:: Your goal ::
Return all lines from the listing below in which the string "slab" occurs.

* start Listed entries *

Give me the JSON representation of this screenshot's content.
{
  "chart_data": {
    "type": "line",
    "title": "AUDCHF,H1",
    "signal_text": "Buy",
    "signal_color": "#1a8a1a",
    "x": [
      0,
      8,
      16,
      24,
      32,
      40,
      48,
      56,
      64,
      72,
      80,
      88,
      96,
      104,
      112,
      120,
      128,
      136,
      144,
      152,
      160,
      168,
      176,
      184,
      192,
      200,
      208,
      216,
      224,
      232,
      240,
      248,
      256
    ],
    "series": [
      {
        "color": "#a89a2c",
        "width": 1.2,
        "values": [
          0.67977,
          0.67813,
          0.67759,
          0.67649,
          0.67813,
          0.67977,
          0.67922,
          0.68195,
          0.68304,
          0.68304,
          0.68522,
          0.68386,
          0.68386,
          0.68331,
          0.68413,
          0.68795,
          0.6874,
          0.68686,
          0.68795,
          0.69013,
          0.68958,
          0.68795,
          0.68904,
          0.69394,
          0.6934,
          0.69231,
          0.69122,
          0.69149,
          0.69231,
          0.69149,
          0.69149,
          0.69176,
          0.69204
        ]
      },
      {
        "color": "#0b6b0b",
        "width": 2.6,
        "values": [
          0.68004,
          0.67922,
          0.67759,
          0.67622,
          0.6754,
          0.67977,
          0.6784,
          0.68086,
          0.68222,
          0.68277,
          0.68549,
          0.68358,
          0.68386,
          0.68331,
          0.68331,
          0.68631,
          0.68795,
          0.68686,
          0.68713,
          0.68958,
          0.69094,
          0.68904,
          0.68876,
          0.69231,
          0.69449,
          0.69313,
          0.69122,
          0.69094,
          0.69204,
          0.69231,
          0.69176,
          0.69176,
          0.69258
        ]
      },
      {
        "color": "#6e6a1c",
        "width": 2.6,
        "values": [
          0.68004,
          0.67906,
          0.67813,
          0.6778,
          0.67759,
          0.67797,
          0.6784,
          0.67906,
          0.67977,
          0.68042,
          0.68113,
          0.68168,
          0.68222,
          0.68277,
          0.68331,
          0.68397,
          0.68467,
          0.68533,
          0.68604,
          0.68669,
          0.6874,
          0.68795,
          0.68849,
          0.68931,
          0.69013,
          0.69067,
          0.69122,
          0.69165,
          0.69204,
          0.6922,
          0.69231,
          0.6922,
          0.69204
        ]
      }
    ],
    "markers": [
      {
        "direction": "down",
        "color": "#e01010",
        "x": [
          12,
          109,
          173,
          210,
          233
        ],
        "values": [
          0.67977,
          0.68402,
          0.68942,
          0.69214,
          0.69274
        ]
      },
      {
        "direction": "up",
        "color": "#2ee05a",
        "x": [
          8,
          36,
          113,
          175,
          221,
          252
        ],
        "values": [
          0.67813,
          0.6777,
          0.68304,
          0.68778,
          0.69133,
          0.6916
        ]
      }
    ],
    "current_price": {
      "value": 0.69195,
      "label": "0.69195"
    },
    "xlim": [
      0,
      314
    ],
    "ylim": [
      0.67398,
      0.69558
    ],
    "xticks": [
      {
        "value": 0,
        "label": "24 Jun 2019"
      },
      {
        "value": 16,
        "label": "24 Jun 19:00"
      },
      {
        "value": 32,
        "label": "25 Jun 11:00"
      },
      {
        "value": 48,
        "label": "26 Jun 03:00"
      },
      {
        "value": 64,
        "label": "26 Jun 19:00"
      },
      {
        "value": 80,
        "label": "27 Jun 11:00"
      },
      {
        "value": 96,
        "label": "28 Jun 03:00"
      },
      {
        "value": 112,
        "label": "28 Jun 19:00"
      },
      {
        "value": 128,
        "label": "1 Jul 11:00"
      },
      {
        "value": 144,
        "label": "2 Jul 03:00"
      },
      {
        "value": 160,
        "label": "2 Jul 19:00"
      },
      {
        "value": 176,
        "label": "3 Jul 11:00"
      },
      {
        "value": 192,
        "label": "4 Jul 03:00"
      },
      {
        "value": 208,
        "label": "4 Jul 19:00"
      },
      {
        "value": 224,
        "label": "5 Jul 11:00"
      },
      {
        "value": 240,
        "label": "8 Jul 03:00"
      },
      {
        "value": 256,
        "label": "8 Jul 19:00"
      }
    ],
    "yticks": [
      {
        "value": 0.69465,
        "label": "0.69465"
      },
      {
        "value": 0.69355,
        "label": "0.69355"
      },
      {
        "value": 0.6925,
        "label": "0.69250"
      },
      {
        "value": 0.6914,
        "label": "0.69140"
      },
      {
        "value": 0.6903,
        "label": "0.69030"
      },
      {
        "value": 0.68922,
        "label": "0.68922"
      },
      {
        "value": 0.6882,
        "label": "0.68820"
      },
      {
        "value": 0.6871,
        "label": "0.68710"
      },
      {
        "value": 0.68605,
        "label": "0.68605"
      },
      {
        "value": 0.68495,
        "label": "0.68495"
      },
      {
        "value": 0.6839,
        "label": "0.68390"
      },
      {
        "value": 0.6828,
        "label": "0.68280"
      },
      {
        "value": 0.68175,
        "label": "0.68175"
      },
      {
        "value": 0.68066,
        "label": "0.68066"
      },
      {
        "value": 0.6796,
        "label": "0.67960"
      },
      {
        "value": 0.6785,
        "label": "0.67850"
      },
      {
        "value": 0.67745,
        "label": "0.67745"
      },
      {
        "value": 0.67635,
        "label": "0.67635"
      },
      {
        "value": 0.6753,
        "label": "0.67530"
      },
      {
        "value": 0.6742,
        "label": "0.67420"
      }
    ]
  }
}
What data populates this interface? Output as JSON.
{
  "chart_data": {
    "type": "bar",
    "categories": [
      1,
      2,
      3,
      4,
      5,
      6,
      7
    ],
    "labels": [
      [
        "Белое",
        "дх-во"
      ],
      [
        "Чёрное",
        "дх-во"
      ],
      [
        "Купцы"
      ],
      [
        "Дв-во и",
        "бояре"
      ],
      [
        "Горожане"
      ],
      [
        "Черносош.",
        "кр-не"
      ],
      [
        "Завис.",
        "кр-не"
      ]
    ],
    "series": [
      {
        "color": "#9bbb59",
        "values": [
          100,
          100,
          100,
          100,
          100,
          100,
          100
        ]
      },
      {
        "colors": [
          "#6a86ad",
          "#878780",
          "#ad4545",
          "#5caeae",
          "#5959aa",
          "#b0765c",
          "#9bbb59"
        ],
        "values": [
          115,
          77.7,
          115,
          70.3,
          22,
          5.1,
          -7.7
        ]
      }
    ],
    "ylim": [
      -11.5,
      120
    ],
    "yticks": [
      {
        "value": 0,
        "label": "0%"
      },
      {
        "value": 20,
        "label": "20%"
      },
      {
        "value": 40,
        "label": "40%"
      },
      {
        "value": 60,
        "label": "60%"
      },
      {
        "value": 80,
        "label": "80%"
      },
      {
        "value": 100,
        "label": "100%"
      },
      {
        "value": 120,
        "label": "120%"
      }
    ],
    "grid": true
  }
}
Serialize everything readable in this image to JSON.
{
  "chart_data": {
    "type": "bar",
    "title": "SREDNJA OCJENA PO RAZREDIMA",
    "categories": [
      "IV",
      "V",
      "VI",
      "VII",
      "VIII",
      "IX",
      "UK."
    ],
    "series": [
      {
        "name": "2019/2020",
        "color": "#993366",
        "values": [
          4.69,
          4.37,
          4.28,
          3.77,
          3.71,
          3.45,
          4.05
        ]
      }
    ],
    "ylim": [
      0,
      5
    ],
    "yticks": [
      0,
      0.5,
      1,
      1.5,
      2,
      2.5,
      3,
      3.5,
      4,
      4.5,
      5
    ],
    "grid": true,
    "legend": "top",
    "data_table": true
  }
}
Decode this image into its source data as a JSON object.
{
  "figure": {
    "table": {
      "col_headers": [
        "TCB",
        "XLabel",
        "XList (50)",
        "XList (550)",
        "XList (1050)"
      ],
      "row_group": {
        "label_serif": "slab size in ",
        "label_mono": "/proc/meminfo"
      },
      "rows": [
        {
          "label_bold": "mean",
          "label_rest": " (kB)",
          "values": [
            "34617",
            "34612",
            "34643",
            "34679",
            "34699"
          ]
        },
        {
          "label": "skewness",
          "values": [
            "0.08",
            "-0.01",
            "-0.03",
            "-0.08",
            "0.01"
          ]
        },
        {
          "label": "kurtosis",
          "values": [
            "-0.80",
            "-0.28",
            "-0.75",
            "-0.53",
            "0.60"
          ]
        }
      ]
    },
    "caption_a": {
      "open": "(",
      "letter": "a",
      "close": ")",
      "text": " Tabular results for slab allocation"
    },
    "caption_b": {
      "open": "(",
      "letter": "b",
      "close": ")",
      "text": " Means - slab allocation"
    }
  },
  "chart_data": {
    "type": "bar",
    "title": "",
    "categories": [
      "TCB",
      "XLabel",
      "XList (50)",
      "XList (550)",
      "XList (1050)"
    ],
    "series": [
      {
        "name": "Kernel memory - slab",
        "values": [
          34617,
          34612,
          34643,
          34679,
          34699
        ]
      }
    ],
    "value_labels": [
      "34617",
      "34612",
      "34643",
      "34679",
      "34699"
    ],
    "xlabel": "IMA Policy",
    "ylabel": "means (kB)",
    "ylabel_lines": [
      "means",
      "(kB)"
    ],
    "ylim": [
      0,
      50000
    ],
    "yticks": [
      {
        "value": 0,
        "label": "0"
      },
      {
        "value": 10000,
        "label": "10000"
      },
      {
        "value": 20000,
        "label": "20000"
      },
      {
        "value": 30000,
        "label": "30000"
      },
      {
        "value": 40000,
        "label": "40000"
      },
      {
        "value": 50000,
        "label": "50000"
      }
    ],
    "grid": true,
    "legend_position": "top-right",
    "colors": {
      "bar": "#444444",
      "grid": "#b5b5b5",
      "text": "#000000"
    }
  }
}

* end Listed entries *

:: Exercise response ::
        "label_serif": "slab size in ",
      "text": " Tabular results for slab allocation"
      "text": " Means - slab allocation"
        "name": "Kernel memory - slab",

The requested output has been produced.